[Data entries]
◆ ◆ ◆ ◆
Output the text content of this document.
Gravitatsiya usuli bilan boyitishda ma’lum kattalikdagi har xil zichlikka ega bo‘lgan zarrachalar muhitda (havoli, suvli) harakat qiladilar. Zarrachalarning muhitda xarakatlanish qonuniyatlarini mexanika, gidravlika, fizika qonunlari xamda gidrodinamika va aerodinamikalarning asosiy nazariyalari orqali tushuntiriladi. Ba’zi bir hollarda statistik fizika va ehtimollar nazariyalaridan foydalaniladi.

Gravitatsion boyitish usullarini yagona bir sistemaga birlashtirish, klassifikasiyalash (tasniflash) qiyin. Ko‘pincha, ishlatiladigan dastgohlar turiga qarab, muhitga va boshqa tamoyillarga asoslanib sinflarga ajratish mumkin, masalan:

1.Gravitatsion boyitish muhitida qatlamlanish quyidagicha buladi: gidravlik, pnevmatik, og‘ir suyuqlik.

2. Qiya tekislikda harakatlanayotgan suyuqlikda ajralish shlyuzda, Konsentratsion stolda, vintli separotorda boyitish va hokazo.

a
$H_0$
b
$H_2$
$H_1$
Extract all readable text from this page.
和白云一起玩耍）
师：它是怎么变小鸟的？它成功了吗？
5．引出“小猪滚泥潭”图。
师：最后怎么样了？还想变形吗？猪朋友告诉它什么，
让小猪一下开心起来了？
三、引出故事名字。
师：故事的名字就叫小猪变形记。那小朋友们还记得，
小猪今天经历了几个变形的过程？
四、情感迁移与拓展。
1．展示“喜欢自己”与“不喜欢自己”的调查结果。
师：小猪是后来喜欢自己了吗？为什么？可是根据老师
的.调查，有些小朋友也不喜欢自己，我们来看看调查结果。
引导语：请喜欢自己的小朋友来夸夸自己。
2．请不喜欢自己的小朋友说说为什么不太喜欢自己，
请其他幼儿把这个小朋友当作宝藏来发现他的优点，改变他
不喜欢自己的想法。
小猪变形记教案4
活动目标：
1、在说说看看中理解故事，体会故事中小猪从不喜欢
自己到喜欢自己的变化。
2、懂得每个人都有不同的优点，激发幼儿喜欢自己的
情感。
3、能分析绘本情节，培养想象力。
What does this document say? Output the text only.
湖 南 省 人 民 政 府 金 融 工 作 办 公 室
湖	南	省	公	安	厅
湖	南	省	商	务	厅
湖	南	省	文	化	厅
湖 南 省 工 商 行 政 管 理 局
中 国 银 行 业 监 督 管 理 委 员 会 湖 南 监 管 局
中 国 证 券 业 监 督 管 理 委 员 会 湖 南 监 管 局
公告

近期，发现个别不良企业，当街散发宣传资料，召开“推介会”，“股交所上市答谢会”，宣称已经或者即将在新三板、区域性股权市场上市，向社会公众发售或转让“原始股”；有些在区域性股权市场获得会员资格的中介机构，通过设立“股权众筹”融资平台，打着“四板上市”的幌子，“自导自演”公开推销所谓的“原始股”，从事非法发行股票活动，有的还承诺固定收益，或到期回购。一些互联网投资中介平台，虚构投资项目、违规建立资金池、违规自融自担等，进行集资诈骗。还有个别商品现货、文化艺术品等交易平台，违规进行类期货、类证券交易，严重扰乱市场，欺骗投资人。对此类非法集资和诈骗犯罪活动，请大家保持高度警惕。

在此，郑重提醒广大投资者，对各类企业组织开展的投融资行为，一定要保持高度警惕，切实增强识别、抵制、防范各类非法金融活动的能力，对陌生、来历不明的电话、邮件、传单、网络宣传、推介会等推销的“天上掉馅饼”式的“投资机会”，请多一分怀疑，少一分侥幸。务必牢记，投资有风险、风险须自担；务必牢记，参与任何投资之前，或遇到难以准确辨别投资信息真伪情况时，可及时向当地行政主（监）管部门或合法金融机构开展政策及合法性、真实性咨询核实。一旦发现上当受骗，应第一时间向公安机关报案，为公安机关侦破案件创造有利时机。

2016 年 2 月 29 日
◆ ◆ ◆ ◆
WRITTEN EXERCISE
Take every line containing the word "text" and copy it.

WORKED SOLUTION
Output the text content of this document.
Extract all readable text from this page.
What does this document say? Output the text only.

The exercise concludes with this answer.